• **Material for this task**:

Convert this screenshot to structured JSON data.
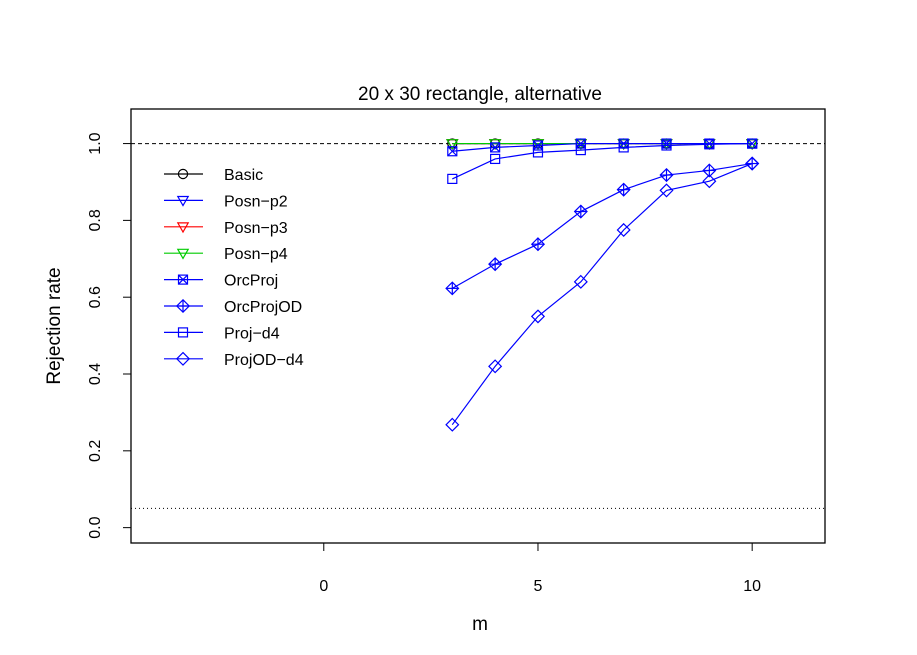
{
  "chart_data": {
    "type": "line",
    "title": "20 x 30 rectangle, alternative",
    "xlabel": "m",
    "ylabel": "Rejection rate",
    "xlim": [
      -4.5,
      11.7
    ],
    "ylim": [
      -0.04,
      1.09
    ],
    "x_ticks": [
      0,
      5,
      10
    ],
    "y_ticks": [
      0.0,
      0.2,
      0.4,
      0.6,
      0.8,
      1.0
    ],
    "x_tick_labels": [
      "0",
      "5",
      "10"
    ],
    "y_tick_labels": [
      "0.0",
      "0.2",
      "0.4",
      "0.6",
      "0.8",
      "1.0"
    ],
    "reference_lines": [
      {
        "y": 1.0,
        "style": "dashed"
      },
      {
        "y": 0.05,
        "style": "dotted"
      }
    ],
    "legend_position": "top-left",
    "x": [
      3,
      4,
      5,
      6,
      7,
      8,
      9,
      10
    ],
    "series": [
      {
        "name": "Basic",
        "color": "#000000",
        "marker": "circle",
        "values": [
          1.0,
          1.0,
          1.0,
          1.0,
          1.0,
          1.0,
          1.0,
          1.0
        ]
      },
      {
        "name": "Posn−p2",
        "color": "#0000ff",
        "marker": "triangle-down",
        "values": [
          1.0,
          1.0,
          1.0,
          1.0,
          1.0,
          1.0,
          1.0,
          1.0
        ]
      },
      {
        "name": "Posn−p3",
        "color": "#ff0000",
        "marker": "triangle-down",
        "values": [
          1.0,
          1.0,
          1.0,
          1.0,
          1.0,
          1.0,
          1.0,
          1.0
        ]
      },
      {
        "name": "Posn−p4",
        "color": "#00cc00",
        "marker": "triangle-down",
        "values": [
          1.0,
          1.0,
          1.0,
          1.0,
          1.0,
          1.0,
          1.0,
          1.0
        ]
      },
      {
        "name": "OrcProj",
        "color": "#0000ff",
        "marker": "square-x",
        "values": [
          0.98,
          0.99,
          0.995,
          1.0,
          1.0,
          1.0,
          1.0,
          1.0
        ]
      },
      {
        "name": "OrcProjOD",
        "color": "#0000ff",
        "marker": "diamond-plus",
        "values": [
          0.623,
          0.686,
          0.738,
          0.823,
          0.88,
          0.918,
          0.93,
          0.948
        ]
      },
      {
        "name": "Proj−d4",
        "color": "#0000ff",
        "marker": "square",
        "values": [
          0.908,
          0.96,
          0.977,
          0.983,
          0.99,
          0.995,
          0.998,
          1.0
        ]
      },
      {
        "name": "ProjOD−d4",
        "color": "#0000ff",
        "marker": "diamond",
        "values": [
          0.268,
          0.42,
          0.55,
          0.64,
          0.775,
          0.878,
          0.902,
          0.948
        ]
      }
    ]
  }
}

• **Aim of the task**: All of the entries above should be duplicated exactly, except for the pictures.

• **Exercise answer**:
Convert this screenshot to structured JSON data.
{
  "chart_data": {
    "type": "line",
    "title": "20 x 30 rectangle, alternative",
    "xlabel": "m",
    "ylabel": "Rejection rate",
    "xlim": [
      -4.5,
      11.7
    ],
    "ylim": [
      -0.04,
      1.09
    ],
    "x_ticks": [
      0,
      5,
      10
    ],
    "y_ticks": [
      0.0,
      0.2,
      0.4,
      0.6,
      0.8,
      1.0
    ],
    "x_tick_labels": [
      "0",
      "5",
      "10"
    ],
    "y_tick_labels": [
      "0.0",
      "0.2",
      "0.4",
      "0.6",
      "0.8",
      "1.0"
    ],
    "reference_lines": [
      {
        "y": 1.0,
        "style": "dashed"
      },
      {
        "y": 0.05,
        "style": "dotted"
      }
    ],
    "legend_position": "top-left",
    "x": [
      3,
      4,
      5,
      6,
      7,
      8,
      9,
      10
    ],
    "series": [
      {
        "name": "Basic",
        "color": "#000000",
        "marker": "circle",
        "values": [
          1.0,
          1.0,
          1.0,
          1.0,
          1.0,
          1.0,
          1.0,
          1.0
        ]
      },
      {
        "name": "Posn−p2",
        "color": "#0000ff",
        "marker": "triangle-down",
        "values": [
          1.0,
          1.0,
          1.0,
          1.0,
          1.0,
          1.0,
          1.0,
          1.0
        ]
      },
      {
        "name": "Posn−p3",
        "color": "#ff0000",
        "marker": "triangle-down",
        "values": [
          1.0,
          1.0,
          1.0,
          1.0,
          1.0,
          1.0,
          1.0,
          1.0
        ]
      },
      {
        "name": "Posn−p4",
        "color": "#00cc00",
        "marker": "triangle-down",
        "values": [
          1.0,
          1.0,
          1.0,
          1.0,
          1.0,
          1.0,
          1.0,
          1.0
        ]
      },
      {
        "name": "OrcProj",
        "color": "#0000ff",
        "marker": "square-x",
        "values": [
          0.98,
          0.99,
          0.995,
          1.0,
          1.0,
          1.0,
          1.0,
          1.0
        ]
      },
      {
        "name": "OrcProjOD",
        "color": "#0000ff",
        "marker": "diamond-plus",
        "values": [
          0.623,
          0.686,
          0.738,
          0.823,
          0.88,
          0.918,
          0.93,
          0.948
        ]
      },
      {
        "name": "Proj−d4",
        "color": "#0000ff",
        "marker": "square",
        "values": [
          0.908,
          0.96,
          0.977,
          0.983,
          0.99,
          0.995,
          0.998,
          1.0
        ]
      },
      {
        "name": "ProjOD−d4",
        "color": "#0000ff",
        "marker": "diamond",
        "values": [
          0.268,
          0.42,
          0.55,
          0.64,
          0.775,
          0.878,
          0.902,
          0.948
        ]
      }
    ]
  }
}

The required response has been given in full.